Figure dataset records
* * * * * * * * *
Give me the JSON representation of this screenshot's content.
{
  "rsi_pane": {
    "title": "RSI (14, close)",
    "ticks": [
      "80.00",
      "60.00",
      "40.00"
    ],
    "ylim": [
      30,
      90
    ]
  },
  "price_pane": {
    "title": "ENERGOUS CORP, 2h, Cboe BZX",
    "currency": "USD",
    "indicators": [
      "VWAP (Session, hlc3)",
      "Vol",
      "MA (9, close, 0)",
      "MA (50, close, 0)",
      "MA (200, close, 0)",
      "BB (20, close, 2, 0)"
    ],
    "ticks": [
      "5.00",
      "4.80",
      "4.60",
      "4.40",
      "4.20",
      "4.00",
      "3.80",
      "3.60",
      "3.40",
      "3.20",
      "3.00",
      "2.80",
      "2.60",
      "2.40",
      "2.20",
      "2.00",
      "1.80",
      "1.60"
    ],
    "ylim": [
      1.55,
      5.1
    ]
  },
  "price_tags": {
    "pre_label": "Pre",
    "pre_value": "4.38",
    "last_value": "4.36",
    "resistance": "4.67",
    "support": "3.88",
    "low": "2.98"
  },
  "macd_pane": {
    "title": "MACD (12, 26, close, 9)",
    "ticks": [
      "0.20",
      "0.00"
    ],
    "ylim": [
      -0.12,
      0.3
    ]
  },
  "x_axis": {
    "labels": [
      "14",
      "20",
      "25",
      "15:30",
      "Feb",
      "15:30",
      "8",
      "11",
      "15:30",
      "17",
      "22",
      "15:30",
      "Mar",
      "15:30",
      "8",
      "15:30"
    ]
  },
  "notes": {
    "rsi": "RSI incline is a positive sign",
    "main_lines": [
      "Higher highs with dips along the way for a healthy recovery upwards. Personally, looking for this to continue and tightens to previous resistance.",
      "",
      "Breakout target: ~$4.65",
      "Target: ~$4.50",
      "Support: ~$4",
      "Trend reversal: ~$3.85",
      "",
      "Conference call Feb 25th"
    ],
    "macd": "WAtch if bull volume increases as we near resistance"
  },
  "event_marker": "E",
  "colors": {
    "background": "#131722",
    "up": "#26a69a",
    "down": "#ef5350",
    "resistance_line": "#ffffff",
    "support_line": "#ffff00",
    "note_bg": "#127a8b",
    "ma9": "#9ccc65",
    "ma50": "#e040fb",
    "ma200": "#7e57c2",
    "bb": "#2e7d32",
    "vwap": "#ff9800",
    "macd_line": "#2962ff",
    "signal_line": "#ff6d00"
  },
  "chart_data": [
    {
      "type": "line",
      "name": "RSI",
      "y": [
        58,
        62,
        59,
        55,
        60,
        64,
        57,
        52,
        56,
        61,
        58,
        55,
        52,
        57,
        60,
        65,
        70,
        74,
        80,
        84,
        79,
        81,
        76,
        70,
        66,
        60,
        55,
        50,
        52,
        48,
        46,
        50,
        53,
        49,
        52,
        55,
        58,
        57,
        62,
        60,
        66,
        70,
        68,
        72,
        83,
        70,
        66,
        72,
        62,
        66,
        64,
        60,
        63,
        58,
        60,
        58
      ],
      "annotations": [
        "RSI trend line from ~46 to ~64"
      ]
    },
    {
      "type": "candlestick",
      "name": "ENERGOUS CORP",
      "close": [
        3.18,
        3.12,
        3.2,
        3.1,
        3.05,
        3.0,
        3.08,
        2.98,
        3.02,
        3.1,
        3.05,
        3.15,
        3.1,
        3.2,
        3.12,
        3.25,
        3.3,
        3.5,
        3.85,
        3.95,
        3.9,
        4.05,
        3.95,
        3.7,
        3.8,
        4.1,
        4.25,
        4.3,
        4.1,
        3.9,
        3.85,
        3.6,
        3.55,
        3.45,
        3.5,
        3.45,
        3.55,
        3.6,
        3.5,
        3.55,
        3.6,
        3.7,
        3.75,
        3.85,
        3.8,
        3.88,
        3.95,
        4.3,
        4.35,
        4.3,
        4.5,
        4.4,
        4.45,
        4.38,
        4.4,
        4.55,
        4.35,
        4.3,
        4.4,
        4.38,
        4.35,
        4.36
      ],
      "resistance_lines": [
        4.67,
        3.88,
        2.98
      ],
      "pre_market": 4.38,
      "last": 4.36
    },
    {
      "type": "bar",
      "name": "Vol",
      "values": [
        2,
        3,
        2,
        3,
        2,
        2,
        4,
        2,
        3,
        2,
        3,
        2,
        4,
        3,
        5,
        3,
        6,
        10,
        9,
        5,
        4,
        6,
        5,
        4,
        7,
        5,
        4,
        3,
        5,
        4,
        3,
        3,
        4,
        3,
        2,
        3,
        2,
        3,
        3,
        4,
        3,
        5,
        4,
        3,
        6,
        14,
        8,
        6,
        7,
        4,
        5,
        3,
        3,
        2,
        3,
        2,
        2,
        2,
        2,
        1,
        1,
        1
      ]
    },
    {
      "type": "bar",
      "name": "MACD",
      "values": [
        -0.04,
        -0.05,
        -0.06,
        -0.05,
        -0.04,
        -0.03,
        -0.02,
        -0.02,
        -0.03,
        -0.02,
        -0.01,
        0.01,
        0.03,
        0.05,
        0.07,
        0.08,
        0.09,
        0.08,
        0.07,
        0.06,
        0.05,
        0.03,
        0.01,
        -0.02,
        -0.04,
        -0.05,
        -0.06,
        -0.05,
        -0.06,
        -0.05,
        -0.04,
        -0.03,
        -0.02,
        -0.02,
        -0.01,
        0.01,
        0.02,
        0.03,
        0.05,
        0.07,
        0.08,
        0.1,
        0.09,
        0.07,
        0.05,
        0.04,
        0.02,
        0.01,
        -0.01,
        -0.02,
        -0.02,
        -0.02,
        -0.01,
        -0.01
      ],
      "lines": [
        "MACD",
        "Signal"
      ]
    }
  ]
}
* * * * * * * * *
• [EXERCISE DESCRIPTION]
Make an exact copy of all the data.

• [ANSWER TO THIS PROBLEM]
Give me the JSON representation of this screenshot's content.
{
  "rsi_pane": {
    "title": "RSI (14, close)",
    "ticks": [
      "80.00",
      "60.00",
      "40.00"
    ],
    "ylim": [
      30,
      90
    ]
  },
  "price_pane": {
    "title": "ENERGOUS CORP, 2h, Cboe BZX",
    "currency": "USD",
    "indicators": [
      "VWAP (Session, hlc3)",
      "Vol",
      "MA (9, close, 0)",
      "MA (50, close, 0)",
      "MA (200, close, 0)",
      "BB (20, close, 2, 0)"
    ],
    "ticks": [
      "5.00",
      "4.80",
      "4.60",
      "4.40",
      "4.20",
      "4.00",
      "3.80",
      "3.60",
      "3.40",
      "3.20",
      "3.00",
      "2.80",
      "2.60",
      "2.40",
      "2.20",
      "2.00",
      "1.80",
      "1.60"
    ],
    "ylim": [
      1.55,
      5.1
    ]
  },
  "price_tags": {
    "pre_label": "Pre",
    "pre_value": "4.38",
    "last_value": "4.36",
    "resistance": "4.67",
    "support": "3.88",
    "low": "2.98"
  },
  "macd_pane": {
    "title": "MACD (12, 26, close, 9)",
    "ticks": [
      "0.20",
      "0.00"
    ],
    "ylim": [
      -0.12,
      0.3
    ]
  },
  "x_axis": {
    "labels": [
      "14",
      "20",
      "25",
      "15:30",
      "Feb",
      "15:30",
      "8",
      "11",
      "15:30",
      "17",
      "22",
      "15:30",
      "Mar",
      "15:30",
      "8",
      "15:30"
    ]
  },
  "notes": {
    "rsi": "RSI incline is a positive sign",
    "main_lines": [
      "Higher highs with dips along the way for a healthy recovery upwards. Personally, looking for this to continue and tightens to previous resistance.",
      "",
      "Breakout target: ~$4.65",
      "Target: ~$4.50",
      "Support: ~$4",
      "Trend reversal: ~$3.85",
      "",
      "Conference call Feb 25th"
    ],
    "macd": "WAtch if bull volume increases as we near resistance"
  },
  "event_marker": "E",
  "colors": {
    "background": "#131722",
    "up": "#26a69a",
    "down": "#ef5350",
    "resistance_line": "#ffffff",
    "support_line": "#ffff00",
    "note_bg": "#127a8b",
    "ma9": "#9ccc65",
    "ma50": "#e040fb",
    "ma200": "#7e57c2",
    "bb": "#2e7d32",
    "vwap": "#ff9800",
    "macd_line": "#2962ff",
    "signal_line": "#ff6d00"
  },
  "chart_data": [
    {
      "type": "line",
      "name": "RSI",
      "y": [
        58,
        62,
        59,
        55,
        60,
        64,
        57,
        52,
        56,
        61,
        58,
        55,
        52,
        57,
        60,
        65,
        70,
        74,
        80,
        84,
        79,
        81,
        76,
        70,
        66,
        60,
        55,
        50,
        52,
        48,
        46,
        50,
        53,
        49,
        52,
        55,
        58,
        57,
        62,
        60,
        66,
        70,
        68,
        72,
        83,
        70,
        66,
        72,
        62,
        66,
        64,
        60,
        63,
        58,
        60,
        58
      ],
      "annotations": [
        "RSI trend line from ~46 to ~64"
      ]
    },
    {
      "type": "candlestick",
      "name": "ENERGOUS CORP",
      "close": [
        3.18,
        3.12,
        3.2,
        3.1,
        3.05,
        3.0,
        3.08,
        2.98,
        3.02,
        3.1,
        3.05,
        3.15,
        3.1,
        3.2,
        3.12,
        3.25,
        3.3,
        3.5,
        3.85,
        3.95,
        3.9,
        4.05,
        3.95,
        3.7,
        3.8,
        4.1,
        4.25,
        4.3,
        4.1,
        3.9,
        3.85,
        3.6,
        3.55,
        3.45,
        3.5,
        3.45,
        3.55,
        3.6,
        3.5,
        3.55,
        3.6,
        3.7,
        3.75,
        3.85,
        3.8,
        3.88,
        3.95,
        4.3,
        4.35,
        4.3,
        4.5,
        4.4,
        4.45,
        4.38,
        4.4,
        4.55,
        4.35,
        4.3,
        4.4,
        4.38,
        4.35,
        4.36
      ],
      "resistance_lines": [
        4.67,
        3.88,
        2.98
      ],
      "pre_market": 4.38,
      "last": 4.36
    },
    {
      "type": "bar",
      "name": "Vol",
      "values": [
        2,
        3,
        2,
        3,
        2,
        2,
        4,
        2,
        3,
        2,
        3,
        2,
        4,
        3,
        5,
        3,
        6,
        10,
        9,
        5,
        4,
        6,
        5,
        4,
        7,
        5,
        4,
        3,
        5,
        4,
        3,
        3,
        4,
        3,
        2,
        3,
        2,
        3,
        3,
        4,
        3,
        5,
        4,
        3,
        6,
        14,
        8,
        6,
        7,
        4,
        5,
        3,
        3,
        2,
        3,
        2,
        2,
        2,
        2,
        1,
        1,
        1
      ]
    },
    {
      "type": "bar",
      "name": "MACD",
      "values": [
        -0.04,
        -0.05,
        -0.06,
        -0.05,
        -0.04,
        -0.03,
        -0.02,
        -0.02,
        -0.03,
        -0.02,
        -0.01,
        0.01,
        0.03,
        0.05,
        0.07,
        0.08,
        0.09,
        0.08,
        0.07,
        0.06,
        0.05,
        0.03,
        0.01,
        -0.02,
        -0.04,
        -0.05,
        -0.06,
        -0.05,
        -0.06,
        -0.05,
        -0.04,
        -0.03,
        -0.02,
        -0.02,
        -0.01,
        0.01,
        0.02,
        0.03,
        0.05,
        0.07,
        0.08,
        0.1,
        0.09,
        0.07,
        0.05,
        0.04,
        0.02,
        0.01,
        -0.01,
        -0.02,
        -0.02,
        -0.02,
        -0.01,
        -0.01
      ],
      "lines": [
        "MACD",
        "Signal"
      ]
    }
  ]
}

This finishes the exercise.